• _What this task involves_: Identify and copy all lines of the material where the string "างของก" is found.

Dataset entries

####################

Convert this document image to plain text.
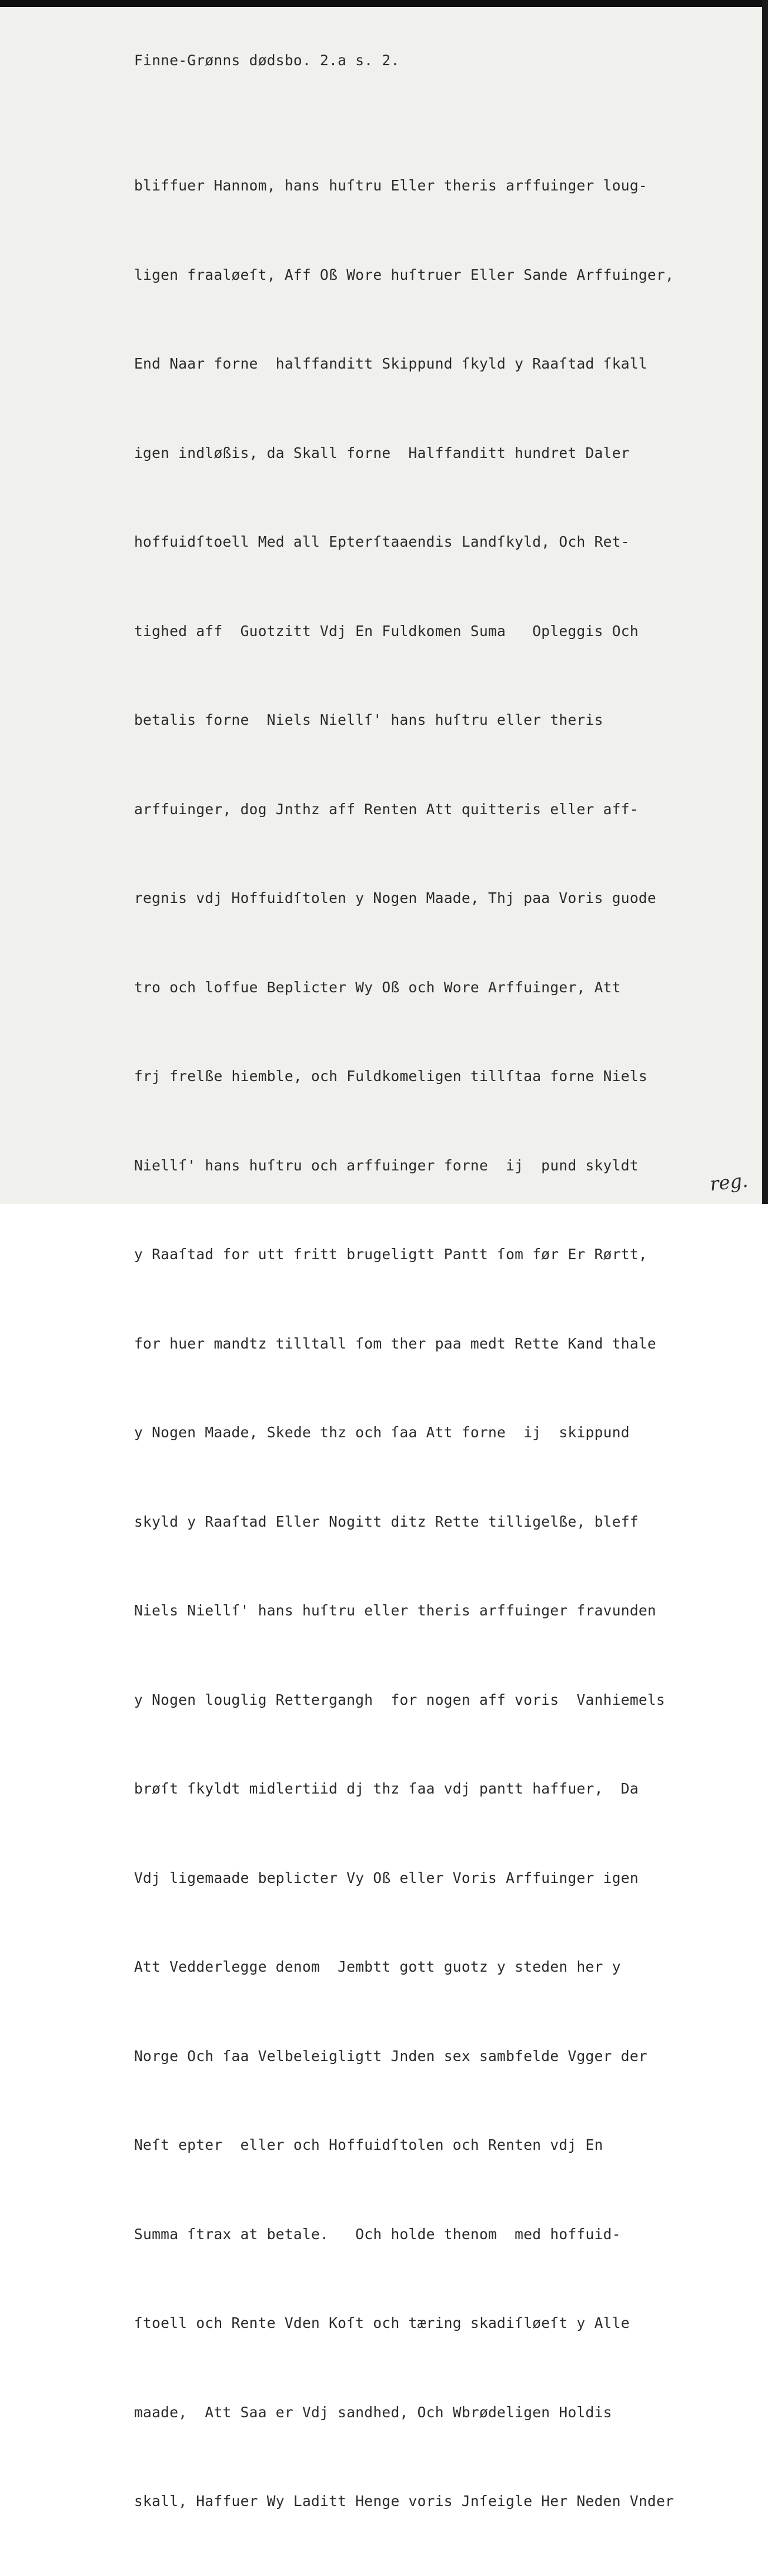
Finne-Grønns dødsbo. 2.a s. 2.

bliffuer Hannom, hans huſtru Eller theris arffuinger loug-

ligen fraaløeſt, Aff Oß Wore huſtruer Eller Sande Arffuinger,

End Naar forne  halffanditt Skippund ſkyld y Raaſtad ſkall

igen indløßis, da Skall forne  Halffanditt hundret Daler

hoffuidſtoell Med all Epterſtaaendis Landſkyld, Och Ret-

tighed aff  Guotzitt Vdj En Fuldkomen Suma   Opleggis Och

betalis forne  Niels Niellſ' hans huſtru eller theris

arffuinger, dog Jnthz aff Renten Att quitteris eller aff-

regnis vdj Hoffuidſtolen y Nogen Maade, Thj paa Voris guode

tro och loffue Beplicter Wy Oß och Wore Arffuinger, Att

frj frelße hiemble, och Fuldkomeligen tillſtaa forne Niels

Niellſ' hans huſtru och arffuinger forne  ij  pund skyldt

y Raaſtad for utt fritt brugeligtt Pantt ſom før Er Rørtt,

for huer mandtz tilltall ſom ther paa medt Rette Kand thale

y Nogen Maade, Skede thz och ſaa Att forne  ij  skippund

skyld y Raaſtad Eller Nogitt ditz Rette tilligelße, bleff

Niels Niellſ' hans huſtru eller theris arffuinger fravunden

y Nogen louglig Rettergangh  for nogen aff voris  Vanhiemels

brøſt ſkyldt midlertiid dj thz ſaa vdj pantt haffuer,  Da

Vdj ligemaade beplicter Vy Oß eller Voris Arffuinger igen

Att Vedderlegge denom  Jembtt gott guotz y steden her y

Norge Och ſaa Velbeleigligtt Jnden sex sambfelde Vgger der

Neſt epter  eller och Hoffuidſtolen och Renten vdj En

Summa ſtrax at betale.   Och holde thenom  med hoffuid-

ſtoell och Rente Vden Koſt och tæring skadiſløeſt y Alle

maade,  Att Saa er Vdj sandhed, Och Wbrødeligen Holdis

skall, Haffuer Wy Laditt Henge voris Jnſeigle Her Neden Vnder

reg.
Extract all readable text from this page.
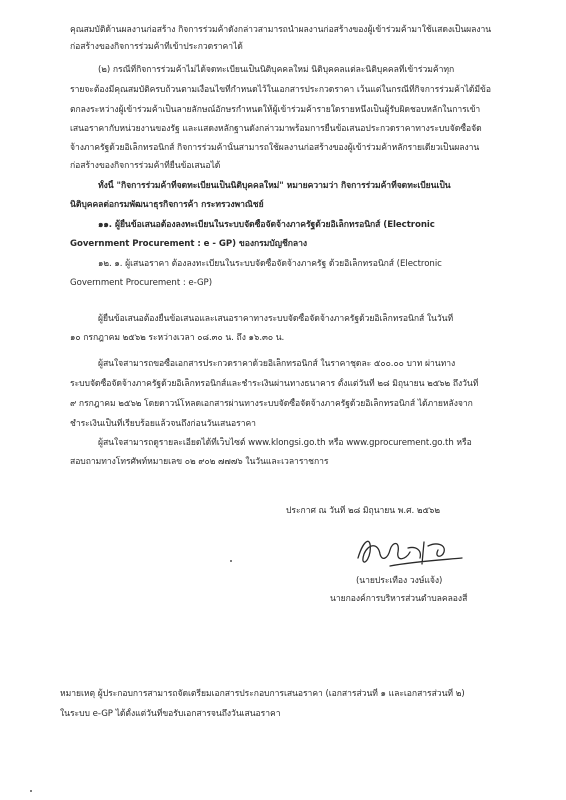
คุณสมบัติด้านผลงานก่อสร้าง กิจการร่วมค้าดังกล่าวสามารถนำผลงานก่อสร้างของผู้เข้าร่วมค้ามาใช้แสดงเป็นผลงาน
ก่อสร้างของกิจการร่วมค้าที่เข้าประกวดราคาได้
(๒) กรณีที่กิจการร่วมค้าไม่ได้จดทะเบียนเป็นนิติบุคคลใหม่ นิติบุคคลแต่ละนิติบุคคลที่เข้าร่วมค้าทุก
รายจะต้องมีคุณสมบัติครบถ้วนตามเงื่อนไขที่กำหนดไว้ในเอกสารประกวดราคา เว้นแต่ในกรณีที่กิจการร่วมค้าได้มีข้อ
ตกลงระหว่างผู้เข้าร่วมค้าเป็นลายลักษณ์อักษรกำหนดให้ผู้เข้าร่วมค้ารายใดรายหนึ่งเป็นผู้รับผิดชอบหลักในการเข้า
เสนอราคากับหน่วยงานของรัฐ และแสดงหลักฐานดังกล่าวมาพร้อมการยื่นข้อเสนอประกวดราคาทางระบบจัดซื้อจัด
จ้างภาครัฐด้วยอิเล็กทรอนิกส์ กิจการร่วมค้านั้นสามารถใช้ผลงานก่อสร้างของผู้เข้าร่วมค้าหลักรายเดียวเป็นผลงาน
ก่อสร้างของกิจการร่วมค้าที่ยื่นข้อเสนอได้
ทั้งนี้ "กิจการร่วมค้าที่จดทะเบียนเป็นนิติบุคคลใหม่" หมายความว่า กิจการร่วมค้าที่จดทะเบียนเป็น
นิติบุคคลต่อกรมพัฒนาธุรกิจการค้า กระทรวงพาณิชย์
๑๑. ผู้ยื่นข้อเสนอต้องลงทะเบียนในระบบจัดซื้อจัดจ้างภาครัฐด้วยอิเล็กทรอนิกส์ (Electronic
Government Procurement : e - GP) ของกรมบัญชีกลาง
๑๒. ๑. ผู้เสนอราคา ต้องลงทะเบียนในระบบจัดซื้อจัดจ้างภาครัฐ ด้วยอิเล็กทรอนิกส์ (Electronic
Government Procurement : e-GP)
ผู้ยื่นข้อเสนอต้องยื่นข้อเสนอและเสนอราคาทางระบบจัดซื้อจัดจ้างภาครัฐด้วยอิเล็กทรอนิกส์ ในวันที่
๑๐ กรกฎาคม ๒๕๖๒ ระหว่างเวลา ๐๘.๓๐ น. ถึง ๑๖.๓๐ น.
ผู้สนใจสามารถขอซื้อเอกสารประกวดราคาด้วยอิเล็กทรอนิกส์ ในราคาชุดละ ๕๐๐.๐๐ บาท ผ่านทาง
ระบบจัดซื้อจัดจ้างภาครัฐด้วยอิเล็กทรอนิกส์และชำระเงินผ่านทางธนาคาร ตั้งแต่วันที่ ๒๘ มิถุนายน ๒๕๖๒ ถึงวันที่
๙ กรกฎาคม ๒๕๖๒ โดยดาวน์โหลดเอกสารผ่านทางระบบจัดซื้อจัดจ้างภาครัฐด้วยอิเล็กทรอนิกส์ ได้ภายหลังจาก
ชำระเงินเป็นที่เรียบร้อยแล้วจนถึงก่อนวันเสนอราคา
ผู้สนใจสามารถดูรายละเอียดได้ที่เว็บไซต์ www.klongsi.go.th หรือ www.gprocurement.go.th หรือ
สอบถามทางโทรศัพท์หมายเลข ๐๒ ๙๐๒ ๗๗๗๖ ในวันและเวลาราชการ
ประกาศ ณ วันที่ ๒๘ มิถุนายน พ.ศ. ๒๕๖๒
(นายประเทือง วงษ์แจ้ง)
นายกองค์การบริหารส่วนตำบลคลองสี่
หมายเหตุ ผู้ประกอบการสามารถจัดเตรียมเอกสารประกอบการเสนอราคา (เอกสารส่วนที่ ๑ และเอกสารส่วนที่ ๒)
ในระบบ e-GP ได้ตั้งแต่วันที่ขอรับเอกสารจนถึงวันเสนอราคา
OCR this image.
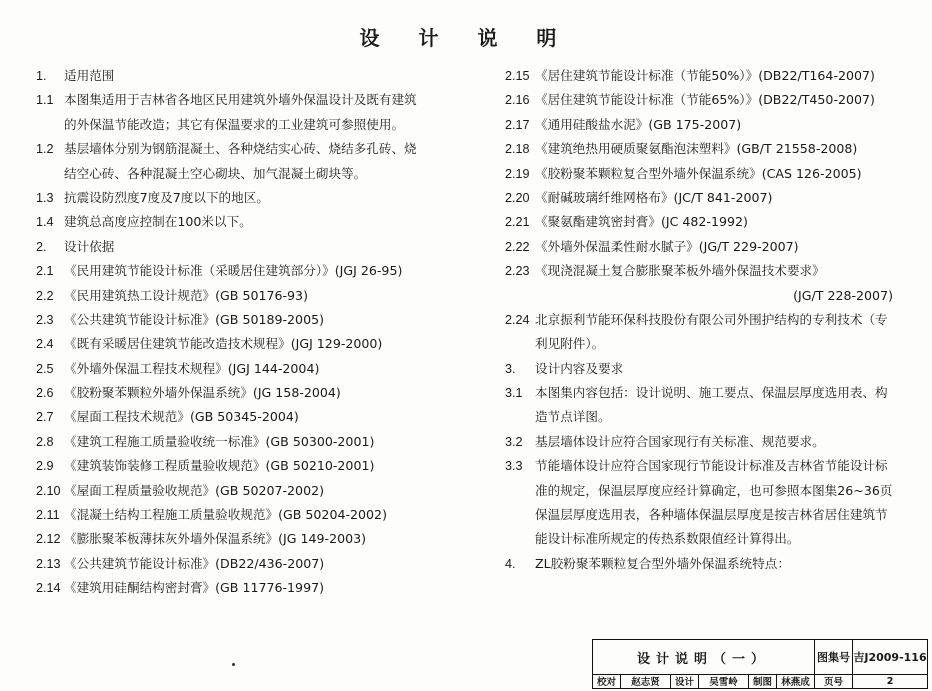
设 计 说 明
1.	适用范围
1.1 本图集适用于吉林省各地区民用建筑外墙外保温设计及既有建筑
的外保温节能改造；其它有保温要求的工业建筑可参照使用。
1.2 基层墙体分别为钢筋混凝土、各种烧结实心砖、烧结多孔砖、烧
结空心砖、各种混凝土空心砌块、加气混凝土砌块等。
1.3 抗震设防烈度7度及7度以下的地区。
1.4 建筑总高度应控制在100米以下。
2.	设计依据
2.1 《民用建筑节能设计标准（采暖居住建筑部分）》(JGJ 26-95)
2.2 《民用建筑热工设计规范》(GB 50176-93)
2.3 《公共建筑节能设计标准》(GB 50189-2005)
2.4 《既有采暖居住建筑节能改造技术规程》(JGJ 129-2000)
2.5 《外墙外保温工程技术规程》(JGJ 144-2004)
2.6 《胶粉聚苯颗粒外墙外保温系统》(JG 158-2004)
2.7 《屋面工程技术规范》(GB 50345-2004)
2.8 《建筑工程施工质量验收统一标准》(GB 50300-2001)
2.9 《建筑装饰装修工程质量验收规范》(GB 50210-2001)
2.10 《屋面工程质量验收规范》(GB 50207-2002)
2.11 《混凝土结构工程施工质量验收规范》(GB 50204-2002)
2.12 《膨胀聚苯板薄抹灰外墙外保温系统》(JG 149-2003)
2.13 《公共建筑节能设计标准》(DB22/436-2007)
2.14 《建筑用硅酮结构密封膏》(GB 11776-1997)
2.15 《居住建筑节能设计标准（节能50%）》(DB22/T164-2007)
2.16 《居住建筑节能设计标准（节能65%）》(DB22/T450-2007)
2.17 《通用硅酸盐水泥》(GB 175-2007)
2.18 《建筑绝热用硬质聚氨酯泡沫塑料》(GB/T 21558-2008)
2.19 《胶粉聚苯颗粒复合型外墙外保温系统》(CAS 126-2005)
2.20 《耐碱玻璃纤维网格布》(JC/T 841-2007)
2.21 《聚氨酯建筑密封膏》(JC 482-1992)
2.22 《外墙外保温柔性耐水腻子》(JG/T 229-2007)
2.23 《现浇混凝土复合膨胀聚苯板外墙外保温技术要求》
(JG/T 228-2007)
2.24 北京振利节能环保科技股份有限公司外围护结构的专利技术（专
利见附件）。
3.	设计内容及要求
3.1 本图集内容包括：设计说明、施工要点、保温层厚度选用表、构
造节点详图。
3.2 基层墙体设计应符合国家现行有关标准、规范要求。
3.3 节能墙体设计应符合国家现行节能设计标准及吉林省节能设计标
准的规定，保温层厚度应经计算确定，也可参照本图集26~36页
保温层厚度选用表，各种墙体保温层厚度是按吉林省居住建筑节
能设计标准所规定的传热系数限值经计算得出。
4.	ZL胶粉聚苯颗粒复合型外墙外保温系统特点：
设计说明（一）	图集号 吉J2009-116
校对	赵志贤	设计	吴雪岭	制图 林燕成	页号	2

####################

• _Answer in full_:
ก่อสร้างของกิจการร่วมค้าที่เข้าประกวดราคาได้
ก่อสร้างของกิจการร่วมค้าที่ยื่นข้อเสนอได้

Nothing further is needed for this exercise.